Consignes -
(A) Dans le récit, par qui les deux mécanos sont-ils accueillis sur le parking ?
(B) Recopiez le passage du récit qui commence par « N° 19 : Ne Chinoisons » et se poursuit jusqu'à « une paille quoi ! ».

Texte à lire -

· · · ·

N° 19 : Ne Chinoisons pas !

Publié le 24 mars 2009 par Frogetech

228° jour

09h heure locale, SkyPier, Hong Kong airport.


Nous revoilà avec nos deux fameux mécanos, qui avaient gagné un voyage en chine - souvenez-vous, le lot avait été attribué lors d'une échauffourée en Savoie - en train d'embarquer péniblement sur le ferry reliant l'aéroport de Hong Kong à Shenzhen-Shekou. A peine le pied posé sur le pont, le visage du responsable méca prit un doux teint d'endive albinos. Le regard paniqué qu'il jeta vers son acolyte était empli d'une frayeur sans fond :

- Combien de temps la traversée déjà ?

- Boah ! Quarante minutes grand max, une paille quoi !

- Une paille !! Déjà que je ne suis pas trop fan de bateaux, ni de la chine d'ailleurs, si en plus il faut se taper les odeurs d'huile chaude mariées avec les parfums de poisson en décomposition, je repars de suite à Paris !

Heureusement pour eux, en ce début de printemps, une brise clémente adoucissait les effluves perturbateurs, on se demande d'ailleurs comment ils auraient pu survivre à la période des pluies !

Mandatés par la direction pour apporter leur assistance technique à leur fournisseur, ils avaient rendez-vous avec le correspondant local de l'injecteur savoyard, de l'autre coté de la frontière chinoise et un des moyens d'accès consistait à traverser la baie de Hong Kong jusqu'à Shekou, quartier industriel au sud ouest de Shenzhen, mégapole dédiée aux dieux des affaires.

La traversée fut brève et finalement moins agitée que prévue, mais l'attente à la frontière suffisamment longue pour finir de stresser nos deux cobayes. A leur grande surprise, ils furent accueillis sur le parking par un jeune chinois, cravaté et souriant (eh ! les deux ne sont pas incompatibles), là ou ils s'attendaient plutôt à un bon franchouillard expatrié.

· · · ·

Données enregistrées -
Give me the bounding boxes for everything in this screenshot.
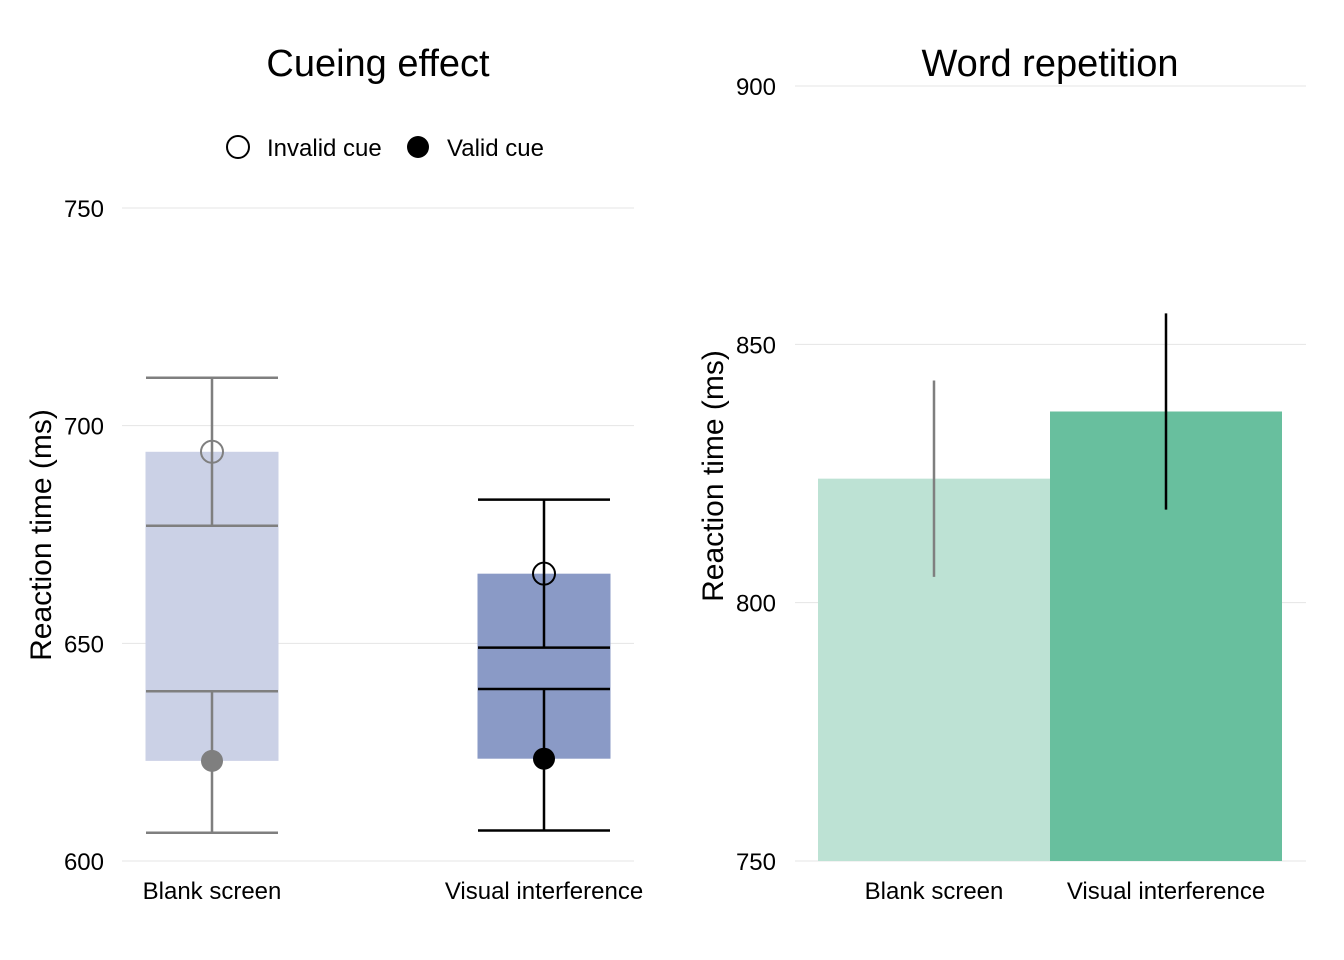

· · · ·

Résultats attendus -
(A) Par un jeune chinois, cravaté et souriant.

(B)
N° 19 : Ne Chinoisons pas !

Publié le 24 mars 2009 par Frogetech

228° jour

09h heure locale, SkyPier, Hong Kong airport.


Nous revoilà avec nos deux fameux mécanos, qui avaient gagné un voyage en chine - souvenez-vous, le lot avait été attribué lors d'une échauffourée en Savoie - en train d'embarquer péniblement sur le ferry reliant l'aéroport de Hong Kong à Shenzhen-Shekou. A peine le pied posé sur le pont, le visage du responsable méca prit un doux teint d'endive albinos. Le regard paniqué qu'il jeta vers son acolyte était empli d'une frayeur sans fond :

- Combien de temps la traversée déjà ?

- Boah ! Quarante minutes grand max, une paille quoi !